### ENTRIES SUPPLIED
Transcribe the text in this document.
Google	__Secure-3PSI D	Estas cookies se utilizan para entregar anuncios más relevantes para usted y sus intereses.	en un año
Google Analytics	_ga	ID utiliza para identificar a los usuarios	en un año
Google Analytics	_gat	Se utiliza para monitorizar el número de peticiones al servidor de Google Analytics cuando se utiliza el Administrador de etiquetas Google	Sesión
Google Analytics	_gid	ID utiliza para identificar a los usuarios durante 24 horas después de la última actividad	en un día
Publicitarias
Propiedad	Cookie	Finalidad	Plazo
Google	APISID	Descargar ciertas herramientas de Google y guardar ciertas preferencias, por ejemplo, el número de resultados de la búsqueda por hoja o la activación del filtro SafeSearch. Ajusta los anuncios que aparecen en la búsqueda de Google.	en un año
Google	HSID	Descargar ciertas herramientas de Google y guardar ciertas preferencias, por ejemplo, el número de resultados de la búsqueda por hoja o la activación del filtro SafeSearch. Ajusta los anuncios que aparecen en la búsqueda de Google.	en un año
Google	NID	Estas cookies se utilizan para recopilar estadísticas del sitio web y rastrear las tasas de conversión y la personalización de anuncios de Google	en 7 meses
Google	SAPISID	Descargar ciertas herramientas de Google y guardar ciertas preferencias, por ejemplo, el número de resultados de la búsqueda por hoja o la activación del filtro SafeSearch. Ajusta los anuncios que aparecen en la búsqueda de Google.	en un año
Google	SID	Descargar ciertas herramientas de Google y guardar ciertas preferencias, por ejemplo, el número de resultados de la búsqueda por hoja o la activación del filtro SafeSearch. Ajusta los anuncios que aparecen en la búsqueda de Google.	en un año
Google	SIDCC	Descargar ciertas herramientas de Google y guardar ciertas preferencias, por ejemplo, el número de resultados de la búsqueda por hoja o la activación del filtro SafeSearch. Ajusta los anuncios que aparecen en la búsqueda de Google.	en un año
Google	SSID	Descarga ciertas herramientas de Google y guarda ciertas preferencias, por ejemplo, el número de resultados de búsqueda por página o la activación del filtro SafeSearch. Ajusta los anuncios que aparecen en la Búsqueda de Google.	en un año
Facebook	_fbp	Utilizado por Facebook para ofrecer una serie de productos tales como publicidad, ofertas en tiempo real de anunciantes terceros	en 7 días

### PROBLEM
Reproduce the entries above exactly.

### COMPLETED TASK
Transcribe the text in this document.
Google	__Secure-3PSI D	Estas cookies se utilizan para entregar anuncios más relevantes para usted y sus intereses.	en un año
Google Analytics	_ga	ID utiliza para identificar a los usuarios	en un año
Google Analytics	_gat	Se utiliza para monitorizar el número de peticiones al servidor de Google Analytics cuando se utiliza el Administrador de etiquetas Google	Sesión
Google Analytics	_gid	ID utiliza para identificar a los usuarios durante 24 horas después de la última actividad	en un día
Publicitarias
Propiedad	Cookie	Finalidad	Plazo
Google	APISID	Descargar ciertas herramientas de Google y guardar ciertas preferencias, por ejemplo, el número de resultados de la búsqueda por hoja o la activación del filtro SafeSearch. Ajusta los anuncios que aparecen en la búsqueda de Google.	en un año
Google	HSID	Descargar ciertas herramientas de Google y guardar ciertas preferencias, por ejemplo, el número de resultados de la búsqueda por hoja o la activación del filtro SafeSearch. Ajusta los anuncios que aparecen en la búsqueda de Google.	en un año
Google	NID	Estas cookies se utilizan para recopilar estadísticas del sitio web y rastrear las tasas de conversión y la personalización de anuncios de Google	en 7 meses
Google	SAPISID	Descargar ciertas herramientas de Google y guardar ciertas preferencias, por ejemplo, el número de resultados de la búsqueda por hoja o la activación del filtro SafeSearch. Ajusta los anuncios que aparecen en la búsqueda de Google.	en un año
Google	SID	Descargar ciertas herramientas de Google y guardar ciertas preferencias, por ejemplo, el número de resultados de la búsqueda por hoja o la activación del filtro SafeSearch. Ajusta los anuncios que aparecen en la búsqueda de Google.	en un año
Google	SIDCC	Descargar ciertas herramientas de Google y guardar ciertas preferencias, por ejemplo, el número de resultados de la búsqueda por hoja o la activación del filtro SafeSearch. Ajusta los anuncios que aparecen en la búsqueda de Google.	en un año
Google	SSID	Descarga ciertas herramientas de Google y guarda ciertas preferencias, por ejemplo, el número de resultados de búsqueda por página o la activación del filtro SafeSearch. Ajusta los anuncios que aparecen en la Búsqueda de Google.	en un año
Facebook	_fbp	Utilizado por Facebook para ofrecer una serie de productos tales como publicidad, ofertas en tiempo real de anunciantes terceros	en 7 días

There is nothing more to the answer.